PROBLEM STATEMENT:
Copy each line with the word "name" in it.

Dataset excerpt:
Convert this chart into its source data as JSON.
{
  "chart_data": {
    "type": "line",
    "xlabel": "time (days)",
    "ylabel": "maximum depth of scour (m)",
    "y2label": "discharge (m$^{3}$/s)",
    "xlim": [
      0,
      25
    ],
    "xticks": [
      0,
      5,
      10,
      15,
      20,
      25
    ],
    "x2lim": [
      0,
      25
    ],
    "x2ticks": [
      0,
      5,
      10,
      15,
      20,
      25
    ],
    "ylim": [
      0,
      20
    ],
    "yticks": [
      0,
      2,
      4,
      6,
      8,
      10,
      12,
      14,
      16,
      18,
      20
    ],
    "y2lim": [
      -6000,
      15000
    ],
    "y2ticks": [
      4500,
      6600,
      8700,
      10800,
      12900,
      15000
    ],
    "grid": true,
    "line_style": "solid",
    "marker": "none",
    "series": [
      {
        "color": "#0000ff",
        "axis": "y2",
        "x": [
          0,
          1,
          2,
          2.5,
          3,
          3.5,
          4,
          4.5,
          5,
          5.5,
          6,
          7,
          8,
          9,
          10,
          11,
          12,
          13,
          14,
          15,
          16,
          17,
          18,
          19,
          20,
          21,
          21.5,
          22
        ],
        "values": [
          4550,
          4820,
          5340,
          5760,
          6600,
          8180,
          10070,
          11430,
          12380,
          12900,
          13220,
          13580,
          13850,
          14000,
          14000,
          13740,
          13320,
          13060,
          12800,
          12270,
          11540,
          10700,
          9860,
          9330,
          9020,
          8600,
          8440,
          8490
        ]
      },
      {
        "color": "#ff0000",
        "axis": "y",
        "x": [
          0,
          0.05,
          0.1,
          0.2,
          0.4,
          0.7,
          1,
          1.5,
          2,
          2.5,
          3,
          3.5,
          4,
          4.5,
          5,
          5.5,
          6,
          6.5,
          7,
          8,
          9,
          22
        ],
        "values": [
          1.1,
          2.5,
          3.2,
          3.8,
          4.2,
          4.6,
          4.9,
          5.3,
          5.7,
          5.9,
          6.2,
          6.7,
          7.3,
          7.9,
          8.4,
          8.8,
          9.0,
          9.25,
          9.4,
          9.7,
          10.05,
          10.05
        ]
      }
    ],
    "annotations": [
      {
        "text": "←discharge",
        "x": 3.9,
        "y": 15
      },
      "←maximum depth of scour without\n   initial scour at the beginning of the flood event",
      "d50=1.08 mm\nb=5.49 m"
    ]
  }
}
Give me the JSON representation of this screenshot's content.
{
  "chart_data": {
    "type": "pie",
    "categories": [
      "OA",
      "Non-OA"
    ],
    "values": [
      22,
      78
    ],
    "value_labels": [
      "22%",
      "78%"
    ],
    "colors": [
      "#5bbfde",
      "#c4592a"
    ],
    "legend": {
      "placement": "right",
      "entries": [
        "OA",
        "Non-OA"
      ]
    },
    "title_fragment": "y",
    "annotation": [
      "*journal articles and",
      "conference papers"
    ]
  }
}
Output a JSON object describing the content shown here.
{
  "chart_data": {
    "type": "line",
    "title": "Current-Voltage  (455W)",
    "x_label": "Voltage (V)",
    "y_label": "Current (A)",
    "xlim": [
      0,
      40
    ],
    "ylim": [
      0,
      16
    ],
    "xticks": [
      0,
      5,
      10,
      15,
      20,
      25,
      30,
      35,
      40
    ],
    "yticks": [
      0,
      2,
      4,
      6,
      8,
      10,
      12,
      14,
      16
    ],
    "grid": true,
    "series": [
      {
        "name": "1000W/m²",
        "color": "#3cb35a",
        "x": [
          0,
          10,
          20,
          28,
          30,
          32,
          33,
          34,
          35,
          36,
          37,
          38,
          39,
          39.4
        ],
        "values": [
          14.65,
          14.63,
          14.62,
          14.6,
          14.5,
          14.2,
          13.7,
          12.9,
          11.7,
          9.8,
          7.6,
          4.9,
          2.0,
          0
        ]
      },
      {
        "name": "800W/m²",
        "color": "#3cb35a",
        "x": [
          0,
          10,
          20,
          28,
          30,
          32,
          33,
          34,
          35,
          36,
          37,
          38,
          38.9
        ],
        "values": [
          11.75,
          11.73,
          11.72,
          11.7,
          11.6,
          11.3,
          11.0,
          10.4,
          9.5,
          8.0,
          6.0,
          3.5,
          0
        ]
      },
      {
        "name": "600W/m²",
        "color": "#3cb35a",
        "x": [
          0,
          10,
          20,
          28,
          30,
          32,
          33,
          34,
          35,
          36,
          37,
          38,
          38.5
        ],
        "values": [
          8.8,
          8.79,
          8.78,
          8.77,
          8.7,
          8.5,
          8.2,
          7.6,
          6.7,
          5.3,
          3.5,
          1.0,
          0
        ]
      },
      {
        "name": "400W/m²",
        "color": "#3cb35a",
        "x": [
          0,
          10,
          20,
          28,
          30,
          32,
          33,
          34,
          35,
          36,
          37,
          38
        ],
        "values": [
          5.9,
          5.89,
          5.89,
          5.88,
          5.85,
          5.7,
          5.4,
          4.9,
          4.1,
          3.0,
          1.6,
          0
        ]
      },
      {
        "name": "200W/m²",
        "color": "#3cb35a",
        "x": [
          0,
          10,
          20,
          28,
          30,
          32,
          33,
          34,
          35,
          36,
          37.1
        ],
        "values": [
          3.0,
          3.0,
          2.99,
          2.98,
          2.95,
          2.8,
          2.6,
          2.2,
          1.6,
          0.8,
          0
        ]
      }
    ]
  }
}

RESULT BELOW:
        "name": "1000W/m²",
        "name": "800W/m²",
        "name": "600W/m²",
        "name": "400W/m²",
        "name": "200W/m²",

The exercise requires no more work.